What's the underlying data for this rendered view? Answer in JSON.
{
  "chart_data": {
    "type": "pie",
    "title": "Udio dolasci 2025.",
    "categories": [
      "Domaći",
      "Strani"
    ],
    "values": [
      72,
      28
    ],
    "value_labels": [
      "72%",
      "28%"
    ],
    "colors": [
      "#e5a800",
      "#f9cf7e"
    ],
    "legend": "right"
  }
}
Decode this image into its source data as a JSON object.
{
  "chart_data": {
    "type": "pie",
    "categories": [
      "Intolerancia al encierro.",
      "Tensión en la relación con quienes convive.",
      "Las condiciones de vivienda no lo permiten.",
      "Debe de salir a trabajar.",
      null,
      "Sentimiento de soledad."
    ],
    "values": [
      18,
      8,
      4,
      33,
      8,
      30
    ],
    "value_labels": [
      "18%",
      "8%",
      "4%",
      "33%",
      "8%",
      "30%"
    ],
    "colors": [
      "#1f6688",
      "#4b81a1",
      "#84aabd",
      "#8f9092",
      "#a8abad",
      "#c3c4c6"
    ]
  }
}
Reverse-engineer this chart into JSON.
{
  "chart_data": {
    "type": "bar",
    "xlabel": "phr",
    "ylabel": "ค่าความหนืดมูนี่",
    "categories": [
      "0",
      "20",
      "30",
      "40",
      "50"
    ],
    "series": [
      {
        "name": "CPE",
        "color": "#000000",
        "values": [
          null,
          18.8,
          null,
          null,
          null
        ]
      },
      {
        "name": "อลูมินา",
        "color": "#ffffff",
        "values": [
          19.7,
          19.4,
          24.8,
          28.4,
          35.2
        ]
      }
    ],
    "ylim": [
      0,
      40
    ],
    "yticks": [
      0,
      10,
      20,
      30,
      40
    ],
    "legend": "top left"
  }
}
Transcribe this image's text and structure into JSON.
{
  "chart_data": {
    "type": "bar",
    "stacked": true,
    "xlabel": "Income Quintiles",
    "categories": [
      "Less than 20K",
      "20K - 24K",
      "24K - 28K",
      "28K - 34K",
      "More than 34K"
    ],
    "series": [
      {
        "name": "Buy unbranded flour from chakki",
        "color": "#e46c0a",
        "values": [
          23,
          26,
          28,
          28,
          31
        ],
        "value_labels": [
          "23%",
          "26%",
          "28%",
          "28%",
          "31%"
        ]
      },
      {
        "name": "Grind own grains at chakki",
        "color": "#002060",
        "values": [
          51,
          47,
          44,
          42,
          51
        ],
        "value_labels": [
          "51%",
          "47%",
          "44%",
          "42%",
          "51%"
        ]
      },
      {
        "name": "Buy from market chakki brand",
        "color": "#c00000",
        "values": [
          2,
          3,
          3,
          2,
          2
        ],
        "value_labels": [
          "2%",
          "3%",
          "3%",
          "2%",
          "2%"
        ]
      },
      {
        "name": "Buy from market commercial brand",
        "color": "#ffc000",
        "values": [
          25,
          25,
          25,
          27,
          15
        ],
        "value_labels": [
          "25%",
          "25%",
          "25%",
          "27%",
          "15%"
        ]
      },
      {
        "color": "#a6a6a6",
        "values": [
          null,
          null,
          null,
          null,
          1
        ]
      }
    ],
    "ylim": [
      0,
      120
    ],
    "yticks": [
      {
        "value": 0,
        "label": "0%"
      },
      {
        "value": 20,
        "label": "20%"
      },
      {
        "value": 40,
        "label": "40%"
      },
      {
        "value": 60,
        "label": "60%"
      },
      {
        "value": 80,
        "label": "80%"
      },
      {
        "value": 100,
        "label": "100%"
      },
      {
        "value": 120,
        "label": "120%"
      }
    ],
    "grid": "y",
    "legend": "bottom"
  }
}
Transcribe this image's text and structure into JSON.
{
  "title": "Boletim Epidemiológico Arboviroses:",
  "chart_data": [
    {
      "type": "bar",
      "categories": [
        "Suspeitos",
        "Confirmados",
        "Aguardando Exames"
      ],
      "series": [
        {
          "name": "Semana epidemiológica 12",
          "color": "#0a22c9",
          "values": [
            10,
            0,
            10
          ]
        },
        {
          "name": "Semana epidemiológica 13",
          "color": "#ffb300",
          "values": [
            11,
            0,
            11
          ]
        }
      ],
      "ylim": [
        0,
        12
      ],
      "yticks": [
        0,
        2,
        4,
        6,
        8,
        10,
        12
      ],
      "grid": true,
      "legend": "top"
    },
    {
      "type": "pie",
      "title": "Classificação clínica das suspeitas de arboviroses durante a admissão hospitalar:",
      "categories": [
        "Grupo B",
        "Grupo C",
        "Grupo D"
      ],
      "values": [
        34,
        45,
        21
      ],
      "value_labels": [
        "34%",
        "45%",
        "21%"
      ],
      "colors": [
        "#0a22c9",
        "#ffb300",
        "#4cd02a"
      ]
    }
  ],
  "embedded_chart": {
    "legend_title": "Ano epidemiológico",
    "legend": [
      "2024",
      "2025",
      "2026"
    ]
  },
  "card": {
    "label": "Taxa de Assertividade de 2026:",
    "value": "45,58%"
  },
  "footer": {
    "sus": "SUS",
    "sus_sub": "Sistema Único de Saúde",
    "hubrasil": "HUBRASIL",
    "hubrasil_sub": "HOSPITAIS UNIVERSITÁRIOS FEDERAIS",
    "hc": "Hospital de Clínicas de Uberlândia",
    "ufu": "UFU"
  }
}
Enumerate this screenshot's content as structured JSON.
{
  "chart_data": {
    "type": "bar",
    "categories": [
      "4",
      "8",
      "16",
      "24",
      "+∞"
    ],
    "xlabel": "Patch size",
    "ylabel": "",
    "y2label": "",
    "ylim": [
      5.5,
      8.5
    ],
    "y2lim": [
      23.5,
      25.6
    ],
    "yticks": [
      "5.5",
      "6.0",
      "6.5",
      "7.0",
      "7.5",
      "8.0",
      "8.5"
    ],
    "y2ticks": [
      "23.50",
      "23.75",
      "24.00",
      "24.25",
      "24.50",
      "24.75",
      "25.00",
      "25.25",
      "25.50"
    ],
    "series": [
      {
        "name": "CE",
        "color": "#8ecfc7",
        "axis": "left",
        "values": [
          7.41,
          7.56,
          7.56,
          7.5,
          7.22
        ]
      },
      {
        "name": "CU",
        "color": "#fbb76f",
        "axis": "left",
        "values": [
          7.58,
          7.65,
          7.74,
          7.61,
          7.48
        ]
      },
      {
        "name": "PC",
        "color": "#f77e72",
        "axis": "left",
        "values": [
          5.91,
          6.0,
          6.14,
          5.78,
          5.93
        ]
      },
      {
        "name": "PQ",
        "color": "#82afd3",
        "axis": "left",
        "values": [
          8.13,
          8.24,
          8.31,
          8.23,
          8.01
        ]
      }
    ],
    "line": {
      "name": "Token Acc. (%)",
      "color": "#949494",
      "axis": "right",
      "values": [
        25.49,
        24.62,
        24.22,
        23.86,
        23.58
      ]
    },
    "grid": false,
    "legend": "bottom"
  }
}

# # # # # # #

Brief » Exactly as shown, repeat every record.

Exercise answer »
What's the underlying data for this rendered view? Answer in JSON.
{
  "chart_data": {
    "type": "pie",
    "title": "Udio dolasci 2025.",
    "categories": [
      "Domaći",
      "Strani"
    ],
    "values": [
      72,
      28
    ],
    "value_labels": [
      "72%",
      "28%"
    ],
    "colors": [
      "#e5a800",
      "#f9cf7e"
    ],
    "legend": "right"
  }
}
Decode this image into its source data as a JSON object.
{
  "chart_data": {
    "type": "pie",
    "categories": [
      "Intolerancia al encierro.",
      "Tensión en la relación con quienes convive.",
      "Las condiciones de vivienda no lo permiten.",
      "Debe de salir a trabajar.",
      null,
      "Sentimiento de soledad."
    ],
    "values": [
      18,
      8,
      4,
      33,
      8,
      30
    ],
    "value_labels": [
      "18%",
      "8%",
      "4%",
      "33%",
      "8%",
      "30%"
    ],
    "colors": [
      "#1f6688",
      "#4b81a1",
      "#84aabd",
      "#8f9092",
      "#a8abad",
      "#c3c4c6"
    ]
  }
}
Reverse-engineer this chart into JSON.
{
  "chart_data": {
    "type": "bar",
    "xlabel": "phr",
    "ylabel": "ค่าความหนืดมูนี่",
    "categories": [
      "0",
      "20",
      "30",
      "40",
      "50"
    ],
    "series": [
      {
        "name": "CPE",
        "color": "#000000",
        "values": [
          null,
          18.8,
          null,
          null,
          null
        ]
      },
      {
        "name": "อลูมินา",
        "color": "#ffffff",
        "values": [
          19.7,
          19.4,
          24.8,
          28.4,
          35.2
        ]
      }
    ],
    "ylim": [
      0,
      40
    ],
    "yticks": [
      0,
      10,
      20,
      30,
      40
    ],
    "legend": "top left"
  }
}
Transcribe this image's text and structure into JSON.
{
  "chart_data": {
    "type": "bar",
    "stacked": true,
    "xlabel": "Income Quintiles",
    "categories": [
      "Less than 20K",
      "20K - 24K",
      "24K - 28K",
      "28K - 34K",
      "More than 34K"
    ],
    "series": [
      {
        "name": "Buy unbranded flour from chakki",
        "color": "#e46c0a",
        "values": [
          23,
          26,
          28,
          28,
          31
        ],
        "value_labels": [
          "23%",
          "26%",
          "28%",
          "28%",
          "31%"
        ]
      },
      {
        "name": "Grind own grains at chakki",
        "color": "#002060",
        "values": [
          51,
          47,
          44,
          42,
          51
        ],
        "value_labels": [
          "51%",
          "47%",
          "44%",
          "42%",
          "51%"
        ]
      },
      {
        "name": "Buy from market chakki brand",
        "color": "#c00000",
        "values": [
          2,
          3,
          3,
          2,
          2
        ],
        "value_labels": [
          "2%",
          "3%",
          "3%",
          "2%",
          "2%"
        ]
      },
      {
        "name": "Buy from market commercial brand",
        "color": "#ffc000",
        "values": [
          25,
          25,
          25,
          27,
          15
        ],
        "value_labels": [
          "25%",
          "25%",
          "25%",
          "27%",
          "15%"
        ]
      },
      {
        "color": "#a6a6a6",
        "values": [
          null,
          null,
          null,
          null,
          1
        ]
      }
    ],
    "ylim": [
      0,
      120
    ],
    "yticks": [
      {
        "value": 0,
        "label": "0%"
      },
      {
        "value": 20,
        "label": "20%"
      },
      {
        "value": 40,
        "label": "40%"
      },
      {
        "value": 60,
        "label": "60%"
      },
      {
        "value": 80,
        "label": "80%"
      },
      {
        "value": 100,
        "label": "100%"
      },
      {
        "value": 120,
        "label": "120%"
      }
    ],
    "grid": "y",
    "legend": "bottom"
  }
}
Transcribe this image's text and structure into JSON.
{
  "title": "Boletim Epidemiológico Arboviroses:",
  "chart_data": [
    {
      "type": "bar",
      "categories": [
        "Suspeitos",
        "Confirmados",
        "Aguardando Exames"
      ],
      "series": [
        {
          "name": "Semana epidemiológica 12",
          "color": "#0a22c9",
          "values": [
            10,
            0,
            10
          ]
        },
        {
          "name": "Semana epidemiológica 13",
          "color": "#ffb300",
          "values": [
            11,
            0,
            11
          ]
        }
      ],
      "ylim": [
        0,
        12
      ],
      "yticks": [
        0,
        2,
        4,
        6,
        8,
        10,
        12
      ],
      "grid": true,
      "legend": "top"
    },
    {
      "type": "pie",
      "title": "Classificação clínica das suspeitas de arboviroses durante a admissão hospitalar:",
      "categories": [
        "Grupo B",
        "Grupo C",
        "Grupo D"
      ],
      "values": [
        34,
        45,
        21
      ],
      "value_labels": [
        "34%",
        "45%",
        "21%"
      ],
      "colors": [
        "#0a22c9",
        "#ffb300",
        "#4cd02a"
      ]
    }
  ],
  "embedded_chart": {
    "legend_title": "Ano epidemiológico",
    "legend": [
      "2024",
      "2025",
      "2026"
    ]
  },
  "card": {
    "label": "Taxa de Assertividade de 2026:",
    "value": "45,58%"
  },
  "footer": {
    "sus": "SUS",
    "sus_sub": "Sistema Único de Saúde",
    "hubrasil": "HUBRASIL",
    "hubrasil_sub": "HOSPITAIS UNIVERSITÁRIOS FEDERAIS",
    "hc": "Hospital de Clínicas de Uberlândia",
    "ufu": "UFU"
  }
}
Enumerate this screenshot's content as structured JSON.
{
  "chart_data": {
    "type": "bar",
    "categories": [
      "4",
      "8",
      "16",
      "24",
      "+∞"
    ],
    "xlabel": "Patch size",
    "ylabel": "",
    "y2label": "",
    "ylim": [
      5.5,
      8.5
    ],
    "y2lim": [
      23.5,
      25.6
    ],
    "yticks": [
      "5.5",
      "6.0",
      "6.5",
      "7.0",
      "7.5",
      "8.0",
      "8.5"
    ],
    "y2ticks": [
      "23.50",
      "23.75",
      "24.00",
      "24.25",
      "24.50",
      "24.75",
      "25.00",
      "25.25",
      "25.50"
    ],
    "series": [
      {
        "name": "CE",
        "color": "#8ecfc7",
        "axis": "left",
        "values": [
          7.41,
          7.56,
          7.56,
          7.5,
          7.22
        ]
      },
      {
        "name": "CU",
        "color": "#fbb76f",
        "axis": "left",
        "values": [
          7.58,
          7.65,
          7.74,
          7.61,
          7.48
        ]
      },
      {
        "name": "PC",
        "color": "#f77e72",
        "axis": "left",
        "values": [
          5.91,
          6.0,
          6.14,
          5.78,
          5.93
        ]
      },
      {
        "name": "PQ",
        "color": "#82afd3",
        "axis": "left",
        "values": [
          8.13,
          8.24,
          8.31,
          8.23,
          8.01
        ]
      }
    ],
    "line": {
      "name": "Token Acc. (%)",
      "color": "#949494",
      "axis": "right",
      "values": [
        25.49,
        24.62,
        24.22,
        23.86,
        23.58
      ]
    },
    "grid": false,
    "legend": "bottom"
  }
}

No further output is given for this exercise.